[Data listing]
################

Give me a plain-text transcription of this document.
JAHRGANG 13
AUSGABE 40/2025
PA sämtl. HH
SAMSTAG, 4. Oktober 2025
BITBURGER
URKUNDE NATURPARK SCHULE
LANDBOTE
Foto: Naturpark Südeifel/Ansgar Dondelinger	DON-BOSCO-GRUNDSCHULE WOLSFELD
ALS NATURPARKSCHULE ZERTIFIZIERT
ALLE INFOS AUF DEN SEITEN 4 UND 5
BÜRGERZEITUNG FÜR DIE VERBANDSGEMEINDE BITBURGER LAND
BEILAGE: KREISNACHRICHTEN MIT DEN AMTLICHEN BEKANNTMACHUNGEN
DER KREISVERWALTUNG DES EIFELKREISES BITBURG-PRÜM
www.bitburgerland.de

################

Direction – Write the complete data out, exactly as above.

Worked solution –
Give me a plain-text transcription of this document.
JAHRGANG 13
AUSGABE 40/2025
PA sämtl. HH
SAMSTAG, 4. Oktober 2025
BITBURGER
URKUNDE NATURPARK SCHULE
LANDBOTE
Foto: Naturpark Südeifel/Ansgar Dondelinger	DON-BOSCO-GRUNDSCHULE WOLSFELD
ALS NATURPARKSCHULE ZERTIFIZIERT
ALLE INFOS AUF DEN SEITEN 4 UND 5
BÜRGERZEITUNG FÜR DIE VERBANDSGEMEINDE BITBURGER LAND
BEILAGE: KREISNACHRICHTEN MIT DEN AMTLICHEN BEKANNTMACHUNGEN
DER KREISVERWALTUNG DES EIFELKREISES BITBURG-PRÜM
www.bitburgerland.de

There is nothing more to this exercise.